▶ [WORK ITEM]
Pull every line of the entries that has the word "published".

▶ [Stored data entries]
╭──
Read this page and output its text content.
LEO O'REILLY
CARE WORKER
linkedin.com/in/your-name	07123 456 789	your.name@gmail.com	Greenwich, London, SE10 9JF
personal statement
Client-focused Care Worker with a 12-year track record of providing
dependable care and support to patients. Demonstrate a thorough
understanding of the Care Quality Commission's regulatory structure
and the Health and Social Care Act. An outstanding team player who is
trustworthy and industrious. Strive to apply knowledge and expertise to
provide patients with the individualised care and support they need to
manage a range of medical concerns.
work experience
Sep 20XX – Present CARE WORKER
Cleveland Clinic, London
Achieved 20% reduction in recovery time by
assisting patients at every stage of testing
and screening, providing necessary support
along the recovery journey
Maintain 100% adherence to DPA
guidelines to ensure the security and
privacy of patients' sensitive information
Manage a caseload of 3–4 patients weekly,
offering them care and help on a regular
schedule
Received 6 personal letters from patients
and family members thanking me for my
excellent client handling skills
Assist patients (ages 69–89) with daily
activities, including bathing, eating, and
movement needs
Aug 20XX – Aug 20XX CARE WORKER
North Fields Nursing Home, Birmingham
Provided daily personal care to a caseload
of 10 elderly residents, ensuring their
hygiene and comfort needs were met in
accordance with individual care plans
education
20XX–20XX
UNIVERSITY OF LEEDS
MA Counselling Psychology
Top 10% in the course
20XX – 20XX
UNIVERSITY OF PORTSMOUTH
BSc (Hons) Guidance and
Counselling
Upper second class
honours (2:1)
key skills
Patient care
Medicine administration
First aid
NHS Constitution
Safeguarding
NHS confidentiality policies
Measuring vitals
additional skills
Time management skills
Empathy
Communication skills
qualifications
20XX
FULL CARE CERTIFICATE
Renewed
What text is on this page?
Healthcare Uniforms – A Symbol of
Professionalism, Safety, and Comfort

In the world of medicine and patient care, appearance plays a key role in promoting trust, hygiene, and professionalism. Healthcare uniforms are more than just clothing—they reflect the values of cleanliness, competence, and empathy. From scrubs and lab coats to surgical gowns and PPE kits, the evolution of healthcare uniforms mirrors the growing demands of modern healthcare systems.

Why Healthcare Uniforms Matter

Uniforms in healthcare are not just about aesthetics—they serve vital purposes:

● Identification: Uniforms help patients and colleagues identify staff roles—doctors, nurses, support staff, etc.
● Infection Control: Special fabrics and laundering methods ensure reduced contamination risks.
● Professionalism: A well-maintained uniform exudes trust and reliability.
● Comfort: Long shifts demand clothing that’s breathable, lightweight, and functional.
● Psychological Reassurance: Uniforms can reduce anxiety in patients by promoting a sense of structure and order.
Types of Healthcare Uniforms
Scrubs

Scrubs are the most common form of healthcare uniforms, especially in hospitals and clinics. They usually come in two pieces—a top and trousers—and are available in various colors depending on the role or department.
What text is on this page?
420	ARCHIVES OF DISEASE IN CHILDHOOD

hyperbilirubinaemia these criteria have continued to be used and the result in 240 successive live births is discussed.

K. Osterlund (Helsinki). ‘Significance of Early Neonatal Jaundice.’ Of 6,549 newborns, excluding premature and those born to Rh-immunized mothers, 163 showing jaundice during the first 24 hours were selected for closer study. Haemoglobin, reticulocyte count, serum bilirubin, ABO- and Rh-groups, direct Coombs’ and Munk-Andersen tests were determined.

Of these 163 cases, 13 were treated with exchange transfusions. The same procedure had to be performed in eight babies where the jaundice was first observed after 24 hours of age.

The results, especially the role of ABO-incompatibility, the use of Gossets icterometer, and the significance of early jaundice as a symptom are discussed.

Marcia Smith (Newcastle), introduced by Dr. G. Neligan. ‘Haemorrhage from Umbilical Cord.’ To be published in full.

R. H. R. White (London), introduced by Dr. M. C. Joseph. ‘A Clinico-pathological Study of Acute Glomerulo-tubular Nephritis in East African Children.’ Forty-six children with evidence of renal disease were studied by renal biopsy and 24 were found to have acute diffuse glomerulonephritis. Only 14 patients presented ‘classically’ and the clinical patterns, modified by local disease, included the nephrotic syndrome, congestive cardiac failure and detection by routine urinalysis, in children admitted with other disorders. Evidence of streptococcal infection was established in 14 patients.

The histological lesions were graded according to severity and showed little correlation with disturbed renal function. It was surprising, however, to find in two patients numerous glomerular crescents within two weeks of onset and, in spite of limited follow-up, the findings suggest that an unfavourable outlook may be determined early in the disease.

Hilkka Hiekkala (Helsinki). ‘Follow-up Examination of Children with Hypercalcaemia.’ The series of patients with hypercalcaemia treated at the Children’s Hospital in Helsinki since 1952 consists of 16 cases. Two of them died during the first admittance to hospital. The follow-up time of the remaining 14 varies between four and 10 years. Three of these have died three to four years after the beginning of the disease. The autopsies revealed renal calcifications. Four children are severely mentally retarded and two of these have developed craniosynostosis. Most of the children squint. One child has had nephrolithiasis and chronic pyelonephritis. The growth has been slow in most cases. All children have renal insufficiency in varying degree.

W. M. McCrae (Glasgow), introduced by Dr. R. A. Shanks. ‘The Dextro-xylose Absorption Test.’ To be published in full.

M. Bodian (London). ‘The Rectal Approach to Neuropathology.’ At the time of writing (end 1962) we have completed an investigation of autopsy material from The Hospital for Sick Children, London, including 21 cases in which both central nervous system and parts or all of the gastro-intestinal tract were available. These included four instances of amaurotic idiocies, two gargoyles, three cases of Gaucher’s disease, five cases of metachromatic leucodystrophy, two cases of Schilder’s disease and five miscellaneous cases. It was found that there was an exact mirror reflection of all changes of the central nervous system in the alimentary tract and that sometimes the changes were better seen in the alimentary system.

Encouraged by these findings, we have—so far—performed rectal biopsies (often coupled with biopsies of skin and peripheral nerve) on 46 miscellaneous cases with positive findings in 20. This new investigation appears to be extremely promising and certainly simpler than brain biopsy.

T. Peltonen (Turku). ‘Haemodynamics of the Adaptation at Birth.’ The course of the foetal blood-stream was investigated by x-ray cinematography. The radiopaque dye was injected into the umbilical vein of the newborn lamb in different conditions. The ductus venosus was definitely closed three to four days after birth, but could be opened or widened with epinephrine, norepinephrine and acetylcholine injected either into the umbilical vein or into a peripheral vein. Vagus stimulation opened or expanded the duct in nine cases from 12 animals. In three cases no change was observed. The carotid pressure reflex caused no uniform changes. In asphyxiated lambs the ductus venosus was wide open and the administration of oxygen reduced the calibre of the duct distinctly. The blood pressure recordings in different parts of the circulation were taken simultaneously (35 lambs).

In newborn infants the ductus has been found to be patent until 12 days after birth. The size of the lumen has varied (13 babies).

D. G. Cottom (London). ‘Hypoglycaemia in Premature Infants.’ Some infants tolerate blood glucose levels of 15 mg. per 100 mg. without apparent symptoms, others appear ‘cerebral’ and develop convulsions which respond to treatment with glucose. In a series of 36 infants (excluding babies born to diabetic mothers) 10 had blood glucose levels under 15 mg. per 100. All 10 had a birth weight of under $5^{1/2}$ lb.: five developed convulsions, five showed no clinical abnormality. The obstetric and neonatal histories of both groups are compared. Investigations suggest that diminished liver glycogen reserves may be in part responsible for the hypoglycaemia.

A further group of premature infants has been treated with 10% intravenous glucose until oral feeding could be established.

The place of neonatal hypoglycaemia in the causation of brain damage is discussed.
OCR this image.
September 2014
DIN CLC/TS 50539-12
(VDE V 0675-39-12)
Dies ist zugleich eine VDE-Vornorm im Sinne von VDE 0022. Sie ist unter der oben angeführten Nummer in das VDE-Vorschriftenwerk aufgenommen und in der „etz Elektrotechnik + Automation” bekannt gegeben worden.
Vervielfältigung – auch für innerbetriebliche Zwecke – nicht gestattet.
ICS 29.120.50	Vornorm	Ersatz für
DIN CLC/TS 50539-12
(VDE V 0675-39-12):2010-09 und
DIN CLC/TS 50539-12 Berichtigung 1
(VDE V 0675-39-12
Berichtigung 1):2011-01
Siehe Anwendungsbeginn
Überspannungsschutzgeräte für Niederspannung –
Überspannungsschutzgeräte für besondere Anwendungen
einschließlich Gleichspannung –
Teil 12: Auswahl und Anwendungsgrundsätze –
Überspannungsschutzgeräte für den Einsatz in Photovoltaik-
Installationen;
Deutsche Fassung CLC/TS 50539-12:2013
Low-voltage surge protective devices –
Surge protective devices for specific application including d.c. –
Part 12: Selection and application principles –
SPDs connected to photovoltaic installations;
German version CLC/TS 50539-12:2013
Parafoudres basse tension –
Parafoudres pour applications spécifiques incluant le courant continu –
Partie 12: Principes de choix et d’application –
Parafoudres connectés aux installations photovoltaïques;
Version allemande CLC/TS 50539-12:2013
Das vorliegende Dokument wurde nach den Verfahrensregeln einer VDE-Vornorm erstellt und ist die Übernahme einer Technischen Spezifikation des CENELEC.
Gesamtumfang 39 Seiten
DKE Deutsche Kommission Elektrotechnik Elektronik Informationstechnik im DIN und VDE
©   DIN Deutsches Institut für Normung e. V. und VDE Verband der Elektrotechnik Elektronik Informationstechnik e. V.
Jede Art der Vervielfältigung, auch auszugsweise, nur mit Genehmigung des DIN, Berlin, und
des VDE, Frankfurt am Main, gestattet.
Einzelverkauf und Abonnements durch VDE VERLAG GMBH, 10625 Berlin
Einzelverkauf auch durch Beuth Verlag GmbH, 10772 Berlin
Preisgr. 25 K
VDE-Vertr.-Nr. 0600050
╰──
▶ [OUTPUT]
Marcia Smith (Newcastle), introduced by Dr. G. Neligan. ‘Haemorrhage from Umbilical Cord.’ To be published in full.
W. M. McCrae (Glasgow), introduced by Dr. R. A. Shanks. ‘The Dextro-xylose Absorption Test.’ To be published in full.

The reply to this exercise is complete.